▶ **To do**: Can you copy all of the data below word for word, leaving out the pictures?

▶ **Data for the task**:

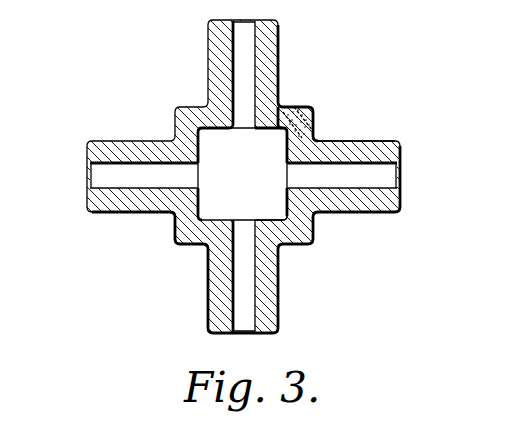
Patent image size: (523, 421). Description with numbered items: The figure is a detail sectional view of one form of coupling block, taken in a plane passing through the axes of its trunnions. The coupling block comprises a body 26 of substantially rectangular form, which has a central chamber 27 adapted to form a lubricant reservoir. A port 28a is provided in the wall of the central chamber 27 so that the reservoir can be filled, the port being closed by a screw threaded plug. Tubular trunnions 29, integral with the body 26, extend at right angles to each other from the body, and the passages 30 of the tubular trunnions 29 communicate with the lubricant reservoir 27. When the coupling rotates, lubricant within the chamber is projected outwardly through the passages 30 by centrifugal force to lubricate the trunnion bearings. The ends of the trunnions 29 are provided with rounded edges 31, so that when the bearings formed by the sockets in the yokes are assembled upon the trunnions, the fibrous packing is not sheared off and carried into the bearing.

The body 26 is at (298, 232).
The central chamber 27 is at (220, 210).
The port 28a is at (313, 112).
The tubular trunnions 29 is at (353, 145).
The passages 30 is at (360, 182).
The rounded edges 31 is at (208, 22).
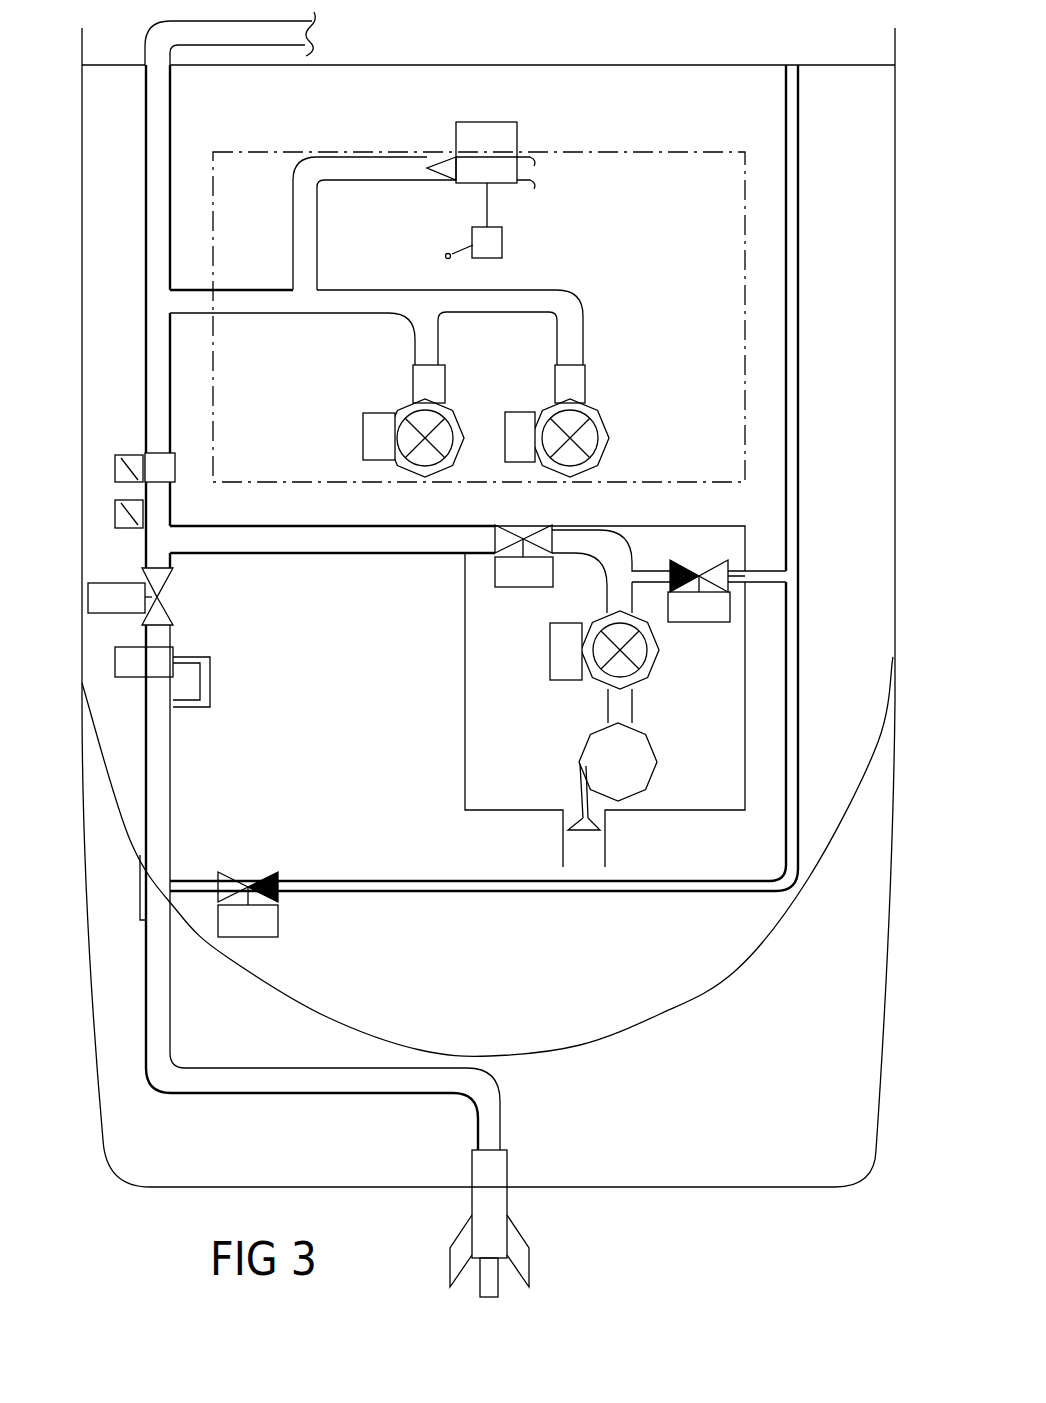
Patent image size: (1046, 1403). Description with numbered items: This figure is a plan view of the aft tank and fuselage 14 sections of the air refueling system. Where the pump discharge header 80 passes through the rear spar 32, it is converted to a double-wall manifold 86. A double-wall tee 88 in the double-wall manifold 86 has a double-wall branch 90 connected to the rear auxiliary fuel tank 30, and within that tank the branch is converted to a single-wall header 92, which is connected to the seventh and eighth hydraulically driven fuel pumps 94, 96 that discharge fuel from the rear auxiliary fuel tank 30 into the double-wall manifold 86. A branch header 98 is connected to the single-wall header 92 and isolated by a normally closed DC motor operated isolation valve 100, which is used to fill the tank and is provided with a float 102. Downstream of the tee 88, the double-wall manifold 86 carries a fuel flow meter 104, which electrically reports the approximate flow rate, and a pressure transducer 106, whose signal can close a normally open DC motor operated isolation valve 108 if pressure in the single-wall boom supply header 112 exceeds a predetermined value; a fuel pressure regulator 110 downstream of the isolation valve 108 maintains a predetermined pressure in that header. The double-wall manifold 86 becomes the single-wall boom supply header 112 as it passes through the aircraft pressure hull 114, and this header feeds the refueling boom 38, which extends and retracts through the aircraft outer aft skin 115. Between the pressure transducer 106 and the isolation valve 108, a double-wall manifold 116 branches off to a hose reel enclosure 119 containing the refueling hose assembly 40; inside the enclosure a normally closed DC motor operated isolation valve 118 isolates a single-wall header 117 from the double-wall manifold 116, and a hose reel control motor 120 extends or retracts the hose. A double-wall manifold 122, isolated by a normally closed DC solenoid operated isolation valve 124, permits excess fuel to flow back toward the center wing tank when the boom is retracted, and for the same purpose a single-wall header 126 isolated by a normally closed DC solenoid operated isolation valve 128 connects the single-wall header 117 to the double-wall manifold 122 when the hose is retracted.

The fuselage 14 is at (83, 385).
The rear auxiliary fuel tank 30 is at (745, 362).
The rear spar 32 is at (715, 64).
The refueling boom 38 is at (470, 1200).
The refueling hose assembly 40 is at (652, 767).
The pump discharge header 80 is at (308, 33).
The double-wall manifold 86 is at (158, 175).
The double-wall tee 88 is at (160, 303).
The double-wall branch 90 is at (192, 305).
The single-wall header 92 is at (545, 300).
The seventh hydraulically driven fuel pump 94 is at (405, 418).
The eighth hydraulically driven fuel pump 96 is at (598, 410).
The branch header 98 is at (390, 168).
The DC motor operated isolation valve 100 is at (510, 162).
The float 102 is at (490, 245).
The fuel flow meter 104 is at (137, 460).
The pressure transducer 106 is at (137, 518).
The DC motor operated isolation valve 108 is at (160, 612).
The fuel pressure regulator 110 is at (165, 652).
The single-wall boom supply header 112 is at (160, 1015).
The aircraft pressure hull 114 is at (736, 968).
The aircraft outer aft skin 115 is at (665, 1190).
The double-wall manifold 116 is at (325, 540).
The single-wall header 117 is at (618, 597).
The DC motor operated isolation valve 118 is at (508, 540).
The hose reel enclosure 119 is at (745, 685).
The hose reel control motor 120 is at (657, 663).
The double-wall manifold 122 is at (792, 195).
The DC solenoid operated isolation valve 124 is at (228, 872).
The single-wall header 126 is at (653, 575).
The DC solenoid operated isolation valve 128 is at (705, 578).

▶ **Solution to this exercise**:
Patent image size: (523, 421). Description with numbered items: The figure is a detail sectional view of one form of coupling block, taken in a plane passing through the axes of its trunnions. The coupling block comprises a body 26 of substantially rectangular form, which has a central chamber 27 adapted to form a lubricant reservoir. A port 28a is provided in the wall of the central chamber 27 so that the reservoir can be filled, the port being closed by a screw threaded plug. Tubular trunnions 29, integral with the body 26, extend at right angles to each other from the body, and the passages 30 of the tubular trunnions 29 communicate with the lubricant reservoir 27. When the coupling rotates, lubricant within the chamber is projected outwardly through the passages 30 by centrifugal force to lubricate the trunnion bearings. The ends of the trunnions 29 are provided with rounded edges 31, so that when the bearings formed by the sockets in the yokes are assembled upon the trunnions, the fibrous packing is not sheared off and carried into the bearing.

The body 26 is at (298, 232).
The central chamber 27 is at (220, 210).
The port 28a is at (313, 112).
The tubular trunnions 29 is at (353, 145).
The passages 30 is at (360, 182).
The rounded edges 31 is at (208, 22).
Patent image size: (1046, 1403). Description with numbered items: This figure is a plan view of the aft tank and fuselage 14 sections of the air refueling system. Where the pump discharge header 80 passes through the rear spar 32, it is converted to a double-wall manifold 86. A double-wall tee 88 in the double-wall manifold 86 has a double-wall branch 90 connected to the rear auxiliary fuel tank 30, and within that tank the branch is converted to a single-wall header 92, which is connected to the seventh and eighth hydraulically driven fuel pumps 94, 96 that discharge fuel from the rear auxiliary fuel tank 30 into the double-wall manifold 86. A branch header 98 is connected to the single-wall header 92 and isolated by a normally closed DC motor operated isolation valve 100, which is used to fill the tank and is provided with a float 102. Downstream of the tee 88, the double-wall manifold 86 carries a fuel flow meter 104, which electrically reports the approximate flow rate, and a pressure transducer 106, whose signal can close a normally open DC motor operated isolation valve 108 if pressure in the single-wall boom supply header 112 exceeds a predetermined value; a fuel pressure regulator 110 downstream of the isolation valve 108 maintains a predetermined pressure in that header. The double-wall manifold 86 becomes the single-wall boom supply header 112 as it passes through the aircraft pressure hull 114, and this header feeds the refueling boom 38, which extends and retracts through the aircraft outer aft skin 115. Between the pressure transducer 106 and the isolation valve 108, a double-wall manifold 116 branches off to a hose reel enclosure 119 containing the refueling hose assembly 40; inside the enclosure a normally closed DC motor operated isolation valve 118 isolates a single-wall header 117 from the double-wall manifold 116, and a hose reel control motor 120 extends or retracts the hose. A double-wall manifold 122, isolated by a normally closed DC solenoid operated isolation valve 124, permits excess fuel to flow back toward the center wing tank when the boom is retracted, and for the same purpose a single-wall header 126 isolated by a normally closed DC solenoid operated isolation valve 128 connects the single-wall header 117 to the double-wall manifold 122 when the hose is retracted.

The fuselage 14 is at (83, 385).
The rear auxiliary fuel tank 30 is at (745, 362).
The rear spar 32 is at (715, 64).
The refueling boom 38 is at (470, 1200).
The refueling hose assembly 40 is at (652, 767).
The pump discharge header 80 is at (308, 33).
The double-wall manifold 86 is at (158, 175).
The double-wall tee 88 is at (160, 303).
The double-wall branch 90 is at (192, 305).
The single-wall header 92 is at (545, 300).
The seventh hydraulically driven fuel pump 94 is at (405, 418).
The eighth hydraulically driven fuel pump 96 is at (598, 410).
The branch header 98 is at (390, 168).
The DC motor operated isolation valve 100 is at (510, 162).
The float 102 is at (490, 245).
The fuel flow meter 104 is at (137, 460).
The pressure transducer 106 is at (137, 518).
The DC motor operated isolation valve 108 is at (160, 612).
The fuel pressure regulator 110 is at (165, 652).
The single-wall boom supply header 112 is at (160, 1015).
The aircraft pressure hull 114 is at (736, 968).
The aircraft outer aft skin 115 is at (665, 1190).
The double-wall manifold 116 is at (325, 540).
The single-wall header 117 is at (618, 597).
The DC motor operated isolation valve 118 is at (508, 540).
The hose reel enclosure 119 is at (745, 685).
The hose reel control motor 120 is at (657, 663).
The double-wall manifold 122 is at (792, 195).
The DC solenoid operated isolation valve 124 is at (228, 872).
The single-wall header 126 is at (653, 575).
The DC solenoid operated isolation valve 128 is at (705, 578).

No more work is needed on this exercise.